● **Task objective**
Find the lines holding the string "approx" in the data, then copy all of them.

>> begin Records

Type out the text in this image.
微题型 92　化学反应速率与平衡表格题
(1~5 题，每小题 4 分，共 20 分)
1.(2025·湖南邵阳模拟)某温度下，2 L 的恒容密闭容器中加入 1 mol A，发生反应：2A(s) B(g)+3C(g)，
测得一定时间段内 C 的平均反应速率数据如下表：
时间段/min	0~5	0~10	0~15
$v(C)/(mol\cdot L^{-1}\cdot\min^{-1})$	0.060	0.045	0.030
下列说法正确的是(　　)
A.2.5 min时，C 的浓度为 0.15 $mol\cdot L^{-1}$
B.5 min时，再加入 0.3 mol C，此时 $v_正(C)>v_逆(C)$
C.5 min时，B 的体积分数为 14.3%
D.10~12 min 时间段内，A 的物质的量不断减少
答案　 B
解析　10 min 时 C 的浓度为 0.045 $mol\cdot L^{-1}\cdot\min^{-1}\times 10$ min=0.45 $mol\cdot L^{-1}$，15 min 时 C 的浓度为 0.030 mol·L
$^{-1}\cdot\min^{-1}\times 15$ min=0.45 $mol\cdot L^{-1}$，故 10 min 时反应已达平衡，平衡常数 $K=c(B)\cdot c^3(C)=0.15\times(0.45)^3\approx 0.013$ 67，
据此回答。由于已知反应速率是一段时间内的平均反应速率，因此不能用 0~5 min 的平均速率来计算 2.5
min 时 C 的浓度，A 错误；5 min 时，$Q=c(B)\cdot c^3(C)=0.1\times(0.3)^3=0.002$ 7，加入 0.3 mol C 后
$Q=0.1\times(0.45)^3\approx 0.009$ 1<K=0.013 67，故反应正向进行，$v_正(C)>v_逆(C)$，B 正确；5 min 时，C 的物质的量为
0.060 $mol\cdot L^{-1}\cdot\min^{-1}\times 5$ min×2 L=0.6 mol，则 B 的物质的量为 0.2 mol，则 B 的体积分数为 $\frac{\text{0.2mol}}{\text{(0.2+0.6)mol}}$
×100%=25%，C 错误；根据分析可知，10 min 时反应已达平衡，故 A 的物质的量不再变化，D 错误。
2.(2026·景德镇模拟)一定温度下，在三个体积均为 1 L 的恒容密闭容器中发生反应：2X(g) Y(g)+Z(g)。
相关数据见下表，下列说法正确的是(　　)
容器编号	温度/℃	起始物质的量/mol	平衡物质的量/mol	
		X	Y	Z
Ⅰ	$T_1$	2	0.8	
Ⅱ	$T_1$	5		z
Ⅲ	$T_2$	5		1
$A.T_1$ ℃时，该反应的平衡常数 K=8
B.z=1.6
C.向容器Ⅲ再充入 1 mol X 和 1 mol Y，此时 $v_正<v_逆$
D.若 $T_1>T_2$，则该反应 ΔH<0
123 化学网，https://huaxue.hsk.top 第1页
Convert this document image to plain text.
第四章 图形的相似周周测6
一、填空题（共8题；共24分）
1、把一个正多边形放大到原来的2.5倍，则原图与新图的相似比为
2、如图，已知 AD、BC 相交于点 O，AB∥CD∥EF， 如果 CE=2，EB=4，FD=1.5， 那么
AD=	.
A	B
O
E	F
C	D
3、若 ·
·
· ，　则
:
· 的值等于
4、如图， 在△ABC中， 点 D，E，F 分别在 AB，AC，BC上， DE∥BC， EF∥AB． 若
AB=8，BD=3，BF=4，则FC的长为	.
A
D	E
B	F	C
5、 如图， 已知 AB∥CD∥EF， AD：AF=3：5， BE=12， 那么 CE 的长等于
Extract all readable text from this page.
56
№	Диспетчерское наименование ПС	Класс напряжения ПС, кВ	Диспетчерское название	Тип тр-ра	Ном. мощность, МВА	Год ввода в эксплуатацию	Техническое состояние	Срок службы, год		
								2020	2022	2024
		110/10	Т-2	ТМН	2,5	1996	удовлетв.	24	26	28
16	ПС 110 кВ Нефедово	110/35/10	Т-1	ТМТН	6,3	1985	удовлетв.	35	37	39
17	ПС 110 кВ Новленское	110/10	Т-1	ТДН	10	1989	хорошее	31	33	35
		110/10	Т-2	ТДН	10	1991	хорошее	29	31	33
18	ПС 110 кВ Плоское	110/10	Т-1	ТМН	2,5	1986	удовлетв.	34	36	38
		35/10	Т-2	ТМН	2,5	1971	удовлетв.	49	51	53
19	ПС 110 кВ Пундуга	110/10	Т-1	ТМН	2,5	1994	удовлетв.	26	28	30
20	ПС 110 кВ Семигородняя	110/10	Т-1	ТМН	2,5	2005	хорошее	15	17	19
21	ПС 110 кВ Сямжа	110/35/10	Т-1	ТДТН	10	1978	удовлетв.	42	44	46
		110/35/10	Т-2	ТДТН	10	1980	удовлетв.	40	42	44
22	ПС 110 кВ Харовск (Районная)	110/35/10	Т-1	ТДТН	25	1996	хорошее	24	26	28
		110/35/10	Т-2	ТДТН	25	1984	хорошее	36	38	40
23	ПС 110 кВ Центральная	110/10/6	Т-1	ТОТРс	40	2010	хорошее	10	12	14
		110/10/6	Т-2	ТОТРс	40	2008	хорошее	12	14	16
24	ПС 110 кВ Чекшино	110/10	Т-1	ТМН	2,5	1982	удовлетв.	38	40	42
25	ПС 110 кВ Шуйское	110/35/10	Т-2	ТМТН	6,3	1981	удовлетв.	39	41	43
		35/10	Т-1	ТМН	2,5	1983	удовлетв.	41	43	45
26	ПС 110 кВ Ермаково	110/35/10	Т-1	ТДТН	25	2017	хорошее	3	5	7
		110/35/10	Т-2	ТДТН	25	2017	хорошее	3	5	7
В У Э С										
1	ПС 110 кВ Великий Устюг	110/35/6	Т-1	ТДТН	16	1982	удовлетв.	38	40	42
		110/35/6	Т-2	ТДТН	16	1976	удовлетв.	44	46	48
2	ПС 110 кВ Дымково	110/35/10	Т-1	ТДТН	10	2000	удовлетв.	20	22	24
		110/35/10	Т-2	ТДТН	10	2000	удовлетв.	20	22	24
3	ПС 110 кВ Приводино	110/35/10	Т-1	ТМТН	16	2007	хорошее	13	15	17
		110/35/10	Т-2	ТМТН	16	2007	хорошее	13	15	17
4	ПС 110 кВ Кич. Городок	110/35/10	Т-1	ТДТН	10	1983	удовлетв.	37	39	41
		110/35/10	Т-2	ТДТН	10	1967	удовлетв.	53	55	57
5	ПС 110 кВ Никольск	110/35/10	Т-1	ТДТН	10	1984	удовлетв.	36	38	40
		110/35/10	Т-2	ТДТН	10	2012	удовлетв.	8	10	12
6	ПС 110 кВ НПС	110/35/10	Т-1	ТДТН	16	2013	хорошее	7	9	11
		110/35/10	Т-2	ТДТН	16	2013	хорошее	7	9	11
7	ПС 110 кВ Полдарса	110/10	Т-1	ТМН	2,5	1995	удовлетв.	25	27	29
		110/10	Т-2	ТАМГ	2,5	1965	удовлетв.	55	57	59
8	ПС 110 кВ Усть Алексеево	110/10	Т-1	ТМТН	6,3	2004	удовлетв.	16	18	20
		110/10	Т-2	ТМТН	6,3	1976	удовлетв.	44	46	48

>> end Records

● **Answer**
$^{-1}\cdot\min^{-1}\times 15$ min=0.45 $mol\cdot L^{-1}$，故 10 min 时反应已达平衡，平衡常数 $K=c(B)\cdot c^3(C)=0.15\times(0.45)^3\approx 0.013$ 67，
$Q=0.1\times(0.45)^3\approx 0.009$ 1<K=0.013 67，故反应正向进行，$v_正(C)>v_逆(C)$，B 正确；5 min 时，C 的物质的量为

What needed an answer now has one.